::: Information given

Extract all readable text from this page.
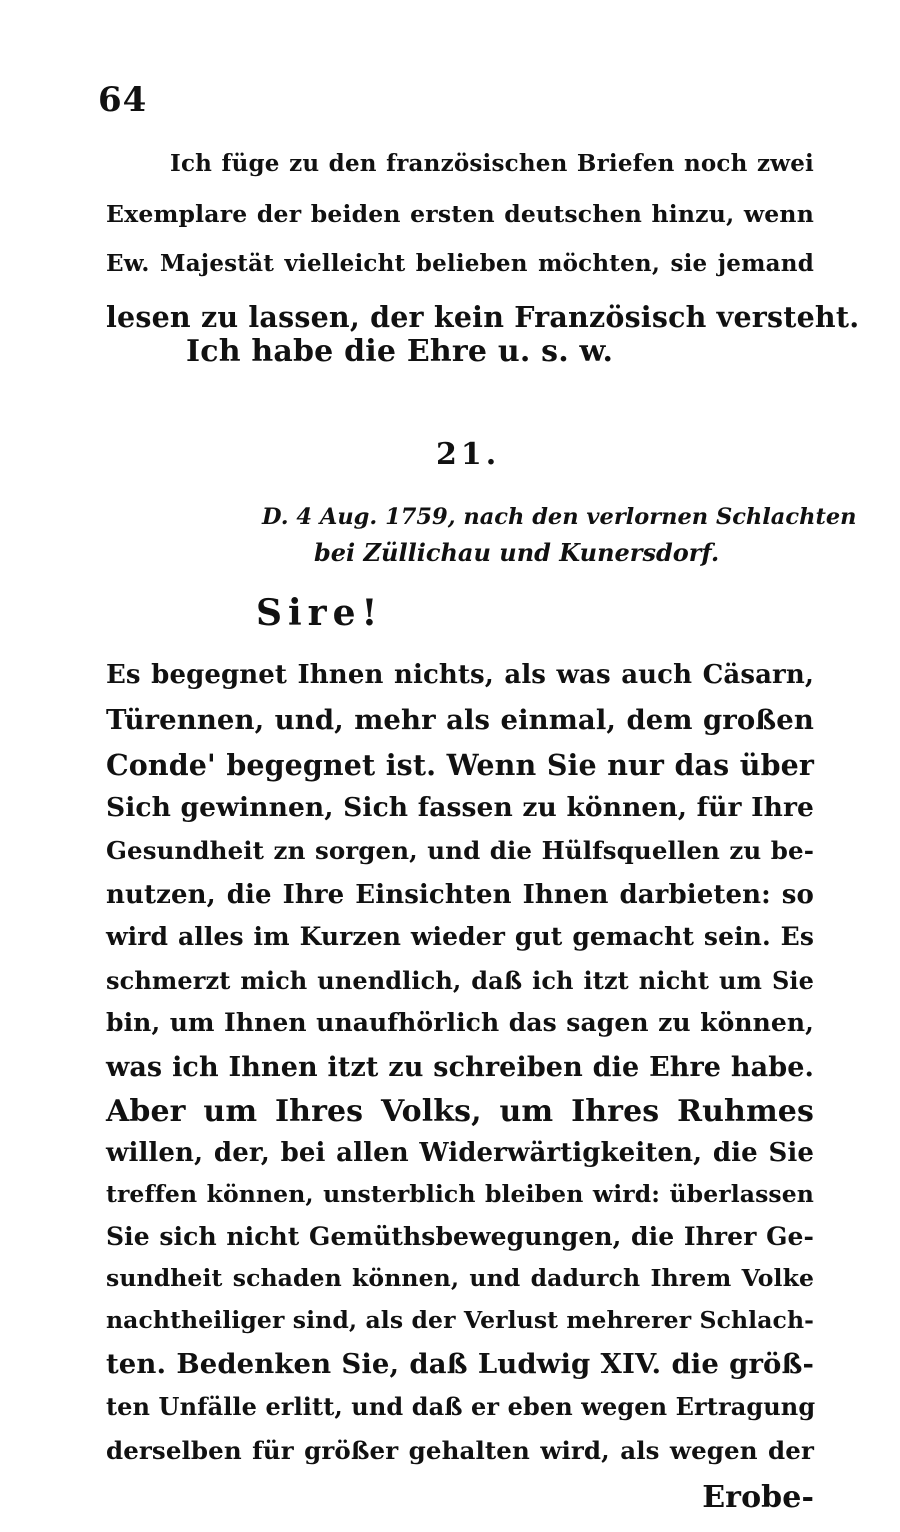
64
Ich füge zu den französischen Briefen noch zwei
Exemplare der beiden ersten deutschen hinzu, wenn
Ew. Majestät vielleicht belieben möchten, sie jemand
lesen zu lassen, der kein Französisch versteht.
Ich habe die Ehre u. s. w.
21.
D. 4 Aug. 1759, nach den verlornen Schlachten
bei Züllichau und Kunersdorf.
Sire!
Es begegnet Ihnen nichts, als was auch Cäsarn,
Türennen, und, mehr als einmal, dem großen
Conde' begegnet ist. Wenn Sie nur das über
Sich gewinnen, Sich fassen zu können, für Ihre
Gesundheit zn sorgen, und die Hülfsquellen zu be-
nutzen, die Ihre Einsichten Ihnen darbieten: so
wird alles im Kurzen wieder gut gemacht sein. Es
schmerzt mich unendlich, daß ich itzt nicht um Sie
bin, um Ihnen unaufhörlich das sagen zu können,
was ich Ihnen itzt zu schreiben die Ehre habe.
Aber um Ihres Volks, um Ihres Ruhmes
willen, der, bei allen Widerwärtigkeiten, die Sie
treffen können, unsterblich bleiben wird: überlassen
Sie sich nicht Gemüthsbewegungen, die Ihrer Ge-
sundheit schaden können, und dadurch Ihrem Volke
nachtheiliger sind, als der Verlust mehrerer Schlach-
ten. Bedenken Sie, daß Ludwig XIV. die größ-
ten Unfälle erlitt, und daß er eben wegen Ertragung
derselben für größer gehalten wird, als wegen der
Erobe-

::::::

> To be done: Can you restate all the records above word for word while dropping the pictures?

> Solution for this exercise:
Extract all readable text from this page.
64
Ich füge zu den französischen Briefen noch zwei
Exemplare der beiden ersten deutschen hinzu, wenn
Ew. Majestät vielleicht belieben möchten, sie jemand
lesen zu lassen, der kein Französisch versteht.
Ich habe die Ehre u. s. w.
21.
D. 4 Aug. 1759, nach den verlornen Schlachten
bei Züllichau und Kunersdorf.
Sire!
Es begegnet Ihnen nichts, als was auch Cäsarn,
Türennen, und, mehr als einmal, dem großen
Conde' begegnet ist. Wenn Sie nur das über
Sich gewinnen, Sich fassen zu können, für Ihre
Gesundheit zn sorgen, und die Hülfsquellen zu be-
nutzen, die Ihre Einsichten Ihnen darbieten: so
wird alles im Kurzen wieder gut gemacht sein. Es
schmerzt mich unendlich, daß ich itzt nicht um Sie
bin, um Ihnen unaufhörlich das sagen zu können,
was ich Ihnen itzt zu schreiben die Ehre habe.
Aber um Ihres Volks, um Ihres Ruhmes
willen, der, bei allen Widerwärtigkeiten, die Sie
treffen können, unsterblich bleiben wird: überlassen
Sie sich nicht Gemüthsbewegungen, die Ihrer Ge-
sundheit schaden können, und dadurch Ihrem Volke
nachtheiliger sind, als der Verlust mehrerer Schlach-
ten. Bedenken Sie, daß Ludwig XIV. die größ-
ten Unfälle erlitt, und daß er eben wegen Ertragung
derselben für größer gehalten wird, als wegen der
Erobe-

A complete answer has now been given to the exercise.